▶ **Entries**:

** START **

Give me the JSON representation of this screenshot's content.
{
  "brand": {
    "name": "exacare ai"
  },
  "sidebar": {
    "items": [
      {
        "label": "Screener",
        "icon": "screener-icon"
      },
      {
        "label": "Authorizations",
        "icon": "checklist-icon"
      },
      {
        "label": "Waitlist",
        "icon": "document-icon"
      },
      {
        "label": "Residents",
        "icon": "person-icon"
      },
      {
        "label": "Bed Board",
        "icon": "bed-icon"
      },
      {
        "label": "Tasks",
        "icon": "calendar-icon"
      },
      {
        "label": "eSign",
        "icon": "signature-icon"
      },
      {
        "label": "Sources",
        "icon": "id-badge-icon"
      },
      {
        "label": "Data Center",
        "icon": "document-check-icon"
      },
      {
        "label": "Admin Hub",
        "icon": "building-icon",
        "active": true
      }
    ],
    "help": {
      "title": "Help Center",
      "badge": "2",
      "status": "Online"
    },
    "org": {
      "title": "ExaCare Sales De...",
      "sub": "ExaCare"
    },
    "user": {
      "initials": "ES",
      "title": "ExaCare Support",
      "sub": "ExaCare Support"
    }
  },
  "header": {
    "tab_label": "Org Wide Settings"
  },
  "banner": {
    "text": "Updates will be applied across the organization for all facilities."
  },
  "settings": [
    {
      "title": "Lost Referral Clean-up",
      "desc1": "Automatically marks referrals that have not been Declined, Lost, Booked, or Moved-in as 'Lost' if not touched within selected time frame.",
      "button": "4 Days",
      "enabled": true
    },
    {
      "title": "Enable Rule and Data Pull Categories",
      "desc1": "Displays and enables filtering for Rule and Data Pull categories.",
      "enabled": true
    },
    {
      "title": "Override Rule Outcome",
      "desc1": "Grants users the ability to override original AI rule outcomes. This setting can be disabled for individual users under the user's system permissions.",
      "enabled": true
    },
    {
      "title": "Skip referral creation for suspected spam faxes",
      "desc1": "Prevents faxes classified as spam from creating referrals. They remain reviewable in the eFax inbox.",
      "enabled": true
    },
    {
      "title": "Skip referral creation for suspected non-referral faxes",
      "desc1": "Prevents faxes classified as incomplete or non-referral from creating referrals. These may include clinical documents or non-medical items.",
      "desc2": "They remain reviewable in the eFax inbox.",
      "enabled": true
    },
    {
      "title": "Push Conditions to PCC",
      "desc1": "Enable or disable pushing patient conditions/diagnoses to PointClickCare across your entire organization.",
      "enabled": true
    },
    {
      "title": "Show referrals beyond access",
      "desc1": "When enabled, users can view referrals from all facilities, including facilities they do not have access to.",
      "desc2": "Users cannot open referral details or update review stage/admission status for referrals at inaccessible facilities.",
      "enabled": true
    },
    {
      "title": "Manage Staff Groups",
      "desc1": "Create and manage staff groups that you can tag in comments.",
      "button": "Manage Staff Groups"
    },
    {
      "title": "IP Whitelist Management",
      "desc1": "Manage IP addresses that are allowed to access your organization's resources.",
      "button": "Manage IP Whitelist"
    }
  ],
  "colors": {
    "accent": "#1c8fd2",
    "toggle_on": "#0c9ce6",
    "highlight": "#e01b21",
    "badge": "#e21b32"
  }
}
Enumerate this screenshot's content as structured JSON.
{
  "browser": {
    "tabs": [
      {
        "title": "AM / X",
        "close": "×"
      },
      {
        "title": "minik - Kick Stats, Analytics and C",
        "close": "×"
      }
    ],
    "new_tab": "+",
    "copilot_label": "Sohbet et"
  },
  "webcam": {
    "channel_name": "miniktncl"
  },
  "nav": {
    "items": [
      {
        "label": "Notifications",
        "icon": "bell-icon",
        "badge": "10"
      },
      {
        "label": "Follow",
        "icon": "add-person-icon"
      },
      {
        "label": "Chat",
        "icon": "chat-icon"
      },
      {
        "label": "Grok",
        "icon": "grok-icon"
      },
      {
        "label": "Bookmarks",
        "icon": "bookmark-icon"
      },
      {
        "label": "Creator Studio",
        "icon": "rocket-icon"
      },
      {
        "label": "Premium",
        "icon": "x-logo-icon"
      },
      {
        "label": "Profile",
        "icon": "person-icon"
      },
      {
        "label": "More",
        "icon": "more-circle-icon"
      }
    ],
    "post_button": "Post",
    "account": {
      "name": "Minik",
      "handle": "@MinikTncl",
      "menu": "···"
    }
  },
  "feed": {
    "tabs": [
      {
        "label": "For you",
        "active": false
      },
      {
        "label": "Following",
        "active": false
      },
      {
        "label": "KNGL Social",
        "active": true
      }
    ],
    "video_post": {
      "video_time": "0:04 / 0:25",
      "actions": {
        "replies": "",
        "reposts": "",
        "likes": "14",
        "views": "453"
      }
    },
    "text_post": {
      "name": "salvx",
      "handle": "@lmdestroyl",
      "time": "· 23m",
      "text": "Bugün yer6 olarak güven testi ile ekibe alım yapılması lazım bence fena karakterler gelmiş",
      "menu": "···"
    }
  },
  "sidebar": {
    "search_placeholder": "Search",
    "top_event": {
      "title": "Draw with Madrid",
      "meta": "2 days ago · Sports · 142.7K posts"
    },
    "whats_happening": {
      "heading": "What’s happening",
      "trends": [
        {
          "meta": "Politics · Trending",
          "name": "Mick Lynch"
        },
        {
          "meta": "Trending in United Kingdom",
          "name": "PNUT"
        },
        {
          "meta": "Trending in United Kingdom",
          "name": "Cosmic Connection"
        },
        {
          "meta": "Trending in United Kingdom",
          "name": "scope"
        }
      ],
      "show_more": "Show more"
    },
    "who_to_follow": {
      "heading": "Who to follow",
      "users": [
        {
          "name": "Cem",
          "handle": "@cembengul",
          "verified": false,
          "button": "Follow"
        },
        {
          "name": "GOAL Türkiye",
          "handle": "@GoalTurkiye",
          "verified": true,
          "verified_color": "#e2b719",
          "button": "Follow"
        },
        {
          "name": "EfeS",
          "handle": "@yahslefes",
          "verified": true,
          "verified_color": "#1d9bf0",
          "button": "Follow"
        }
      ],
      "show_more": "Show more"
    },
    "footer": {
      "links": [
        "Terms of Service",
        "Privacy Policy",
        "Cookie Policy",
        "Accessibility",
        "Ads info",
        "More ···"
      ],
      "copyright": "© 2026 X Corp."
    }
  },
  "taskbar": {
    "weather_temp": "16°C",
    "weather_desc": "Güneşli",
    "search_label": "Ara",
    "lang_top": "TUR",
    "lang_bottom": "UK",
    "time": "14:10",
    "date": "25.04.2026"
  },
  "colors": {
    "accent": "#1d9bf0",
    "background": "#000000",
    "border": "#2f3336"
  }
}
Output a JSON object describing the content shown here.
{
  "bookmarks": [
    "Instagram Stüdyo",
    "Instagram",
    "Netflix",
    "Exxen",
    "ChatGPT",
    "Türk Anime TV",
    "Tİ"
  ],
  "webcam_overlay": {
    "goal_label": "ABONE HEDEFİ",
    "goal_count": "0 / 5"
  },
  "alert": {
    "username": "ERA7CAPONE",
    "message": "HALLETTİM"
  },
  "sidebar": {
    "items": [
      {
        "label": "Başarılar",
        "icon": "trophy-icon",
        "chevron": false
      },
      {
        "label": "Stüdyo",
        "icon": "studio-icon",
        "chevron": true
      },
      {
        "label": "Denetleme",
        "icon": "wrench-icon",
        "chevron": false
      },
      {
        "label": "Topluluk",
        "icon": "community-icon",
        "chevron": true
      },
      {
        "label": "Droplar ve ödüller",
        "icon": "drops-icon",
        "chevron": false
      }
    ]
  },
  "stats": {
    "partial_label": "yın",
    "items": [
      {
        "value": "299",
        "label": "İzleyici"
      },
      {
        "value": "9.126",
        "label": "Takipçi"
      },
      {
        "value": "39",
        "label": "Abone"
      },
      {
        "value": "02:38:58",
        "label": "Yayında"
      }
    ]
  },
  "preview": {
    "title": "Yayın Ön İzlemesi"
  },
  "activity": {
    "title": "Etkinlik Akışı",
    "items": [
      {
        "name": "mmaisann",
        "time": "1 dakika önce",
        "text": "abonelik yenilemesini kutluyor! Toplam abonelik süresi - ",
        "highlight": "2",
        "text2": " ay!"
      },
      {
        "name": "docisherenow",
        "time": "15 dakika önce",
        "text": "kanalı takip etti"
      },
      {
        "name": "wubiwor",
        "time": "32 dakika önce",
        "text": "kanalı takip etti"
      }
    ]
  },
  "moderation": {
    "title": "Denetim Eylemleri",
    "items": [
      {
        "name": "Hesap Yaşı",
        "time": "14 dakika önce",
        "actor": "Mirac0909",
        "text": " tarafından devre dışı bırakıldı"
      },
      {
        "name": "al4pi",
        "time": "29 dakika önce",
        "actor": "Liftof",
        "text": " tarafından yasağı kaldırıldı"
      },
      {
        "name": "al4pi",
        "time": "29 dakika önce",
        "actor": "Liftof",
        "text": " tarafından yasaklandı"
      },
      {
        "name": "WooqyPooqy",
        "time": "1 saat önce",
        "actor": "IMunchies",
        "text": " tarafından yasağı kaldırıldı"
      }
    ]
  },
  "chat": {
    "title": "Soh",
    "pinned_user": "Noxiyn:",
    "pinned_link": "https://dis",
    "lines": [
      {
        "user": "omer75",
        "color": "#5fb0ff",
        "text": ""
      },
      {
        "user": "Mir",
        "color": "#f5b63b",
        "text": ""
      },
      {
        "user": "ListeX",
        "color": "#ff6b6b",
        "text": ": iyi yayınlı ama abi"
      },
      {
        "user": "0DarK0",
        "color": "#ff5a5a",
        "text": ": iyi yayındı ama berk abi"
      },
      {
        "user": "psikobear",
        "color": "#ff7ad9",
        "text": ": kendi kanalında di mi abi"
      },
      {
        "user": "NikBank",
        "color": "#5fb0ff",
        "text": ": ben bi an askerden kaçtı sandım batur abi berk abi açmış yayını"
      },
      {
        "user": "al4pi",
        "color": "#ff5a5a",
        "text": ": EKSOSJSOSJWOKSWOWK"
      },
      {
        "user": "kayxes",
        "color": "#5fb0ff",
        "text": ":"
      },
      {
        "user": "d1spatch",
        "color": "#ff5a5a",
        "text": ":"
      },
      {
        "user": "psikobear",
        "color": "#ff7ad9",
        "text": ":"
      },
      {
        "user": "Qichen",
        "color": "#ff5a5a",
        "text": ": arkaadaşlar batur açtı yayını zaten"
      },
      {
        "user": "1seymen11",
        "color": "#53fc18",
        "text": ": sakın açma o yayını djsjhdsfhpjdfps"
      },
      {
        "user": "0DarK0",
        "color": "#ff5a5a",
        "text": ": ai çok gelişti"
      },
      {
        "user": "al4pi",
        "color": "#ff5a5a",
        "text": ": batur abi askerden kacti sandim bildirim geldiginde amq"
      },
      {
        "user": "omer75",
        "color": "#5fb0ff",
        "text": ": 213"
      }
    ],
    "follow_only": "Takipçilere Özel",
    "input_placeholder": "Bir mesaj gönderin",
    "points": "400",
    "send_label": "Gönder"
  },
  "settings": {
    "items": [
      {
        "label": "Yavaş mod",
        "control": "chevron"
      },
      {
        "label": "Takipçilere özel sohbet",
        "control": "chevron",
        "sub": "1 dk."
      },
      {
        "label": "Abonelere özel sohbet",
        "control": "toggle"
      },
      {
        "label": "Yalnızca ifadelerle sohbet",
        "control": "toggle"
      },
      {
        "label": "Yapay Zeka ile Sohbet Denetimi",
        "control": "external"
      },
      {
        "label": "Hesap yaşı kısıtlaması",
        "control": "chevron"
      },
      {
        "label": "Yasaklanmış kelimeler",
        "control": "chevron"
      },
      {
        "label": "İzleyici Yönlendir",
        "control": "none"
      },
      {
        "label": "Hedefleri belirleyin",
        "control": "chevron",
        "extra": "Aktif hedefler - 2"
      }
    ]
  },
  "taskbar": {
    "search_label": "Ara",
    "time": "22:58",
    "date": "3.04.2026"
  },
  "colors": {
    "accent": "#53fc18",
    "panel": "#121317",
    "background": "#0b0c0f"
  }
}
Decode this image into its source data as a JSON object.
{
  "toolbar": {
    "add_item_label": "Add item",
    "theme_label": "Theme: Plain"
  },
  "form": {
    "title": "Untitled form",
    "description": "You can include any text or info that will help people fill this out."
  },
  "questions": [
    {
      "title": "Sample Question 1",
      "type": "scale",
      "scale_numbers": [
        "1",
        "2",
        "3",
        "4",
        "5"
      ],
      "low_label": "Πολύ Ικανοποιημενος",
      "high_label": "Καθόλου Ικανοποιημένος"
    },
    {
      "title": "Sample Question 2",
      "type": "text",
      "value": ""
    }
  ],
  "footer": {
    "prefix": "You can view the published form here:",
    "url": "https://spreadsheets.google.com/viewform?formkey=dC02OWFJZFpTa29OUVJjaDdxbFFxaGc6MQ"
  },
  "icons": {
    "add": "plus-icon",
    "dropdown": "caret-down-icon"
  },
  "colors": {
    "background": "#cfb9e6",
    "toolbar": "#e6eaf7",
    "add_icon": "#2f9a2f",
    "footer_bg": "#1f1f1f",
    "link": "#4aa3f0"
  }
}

** END **

Extract every line from the one containing "Decode this image" to the end of the entries, including both of those lines, exactly as given and with nothing added.

Decode this image into its source data as a JSON object.
{
  "toolbar": {
    "add_item_label": "Add item",
    "theme_label": "Theme: Plain"
  },
  "form": {
    "title": "Untitled form",
    "description": "You can include any text or info that will help people fill this out."
  },
  "questions": [
    {
      "title": "Sample Question 1",
      "type": "scale",
      "scale_numbers": [
        "1",
        "2",
        "3",
        "4",
        "5"
      ],
      "low_label": "Πολύ Ικανοποιημενος",
      "high_label": "Καθόλου Ικανοποιημένος"
    },
    {
      "title": "Sample Question 2",
      "type": "text",
      "value": ""
    }
  ],
  "footer": {
    "prefix": "You can view the published form here:",
    "url": "https://spreadsheets.google.com/viewform?formkey=dC02OWFJZFpTa29OUVJjaDdxbFFxaGc6MQ"
  },
  "icons": {
    "add": "plus-icon",
    "dropdown": "caret-down-icon"
  },
  "colors": {
    "background": "#cfb9e6",
    "toolbar": "#e6eaf7",
    "add_icon": "#2f9a2f",
    "footer_bg": "#1f1f1f",
    "link": "#4aa3f0"
  }
}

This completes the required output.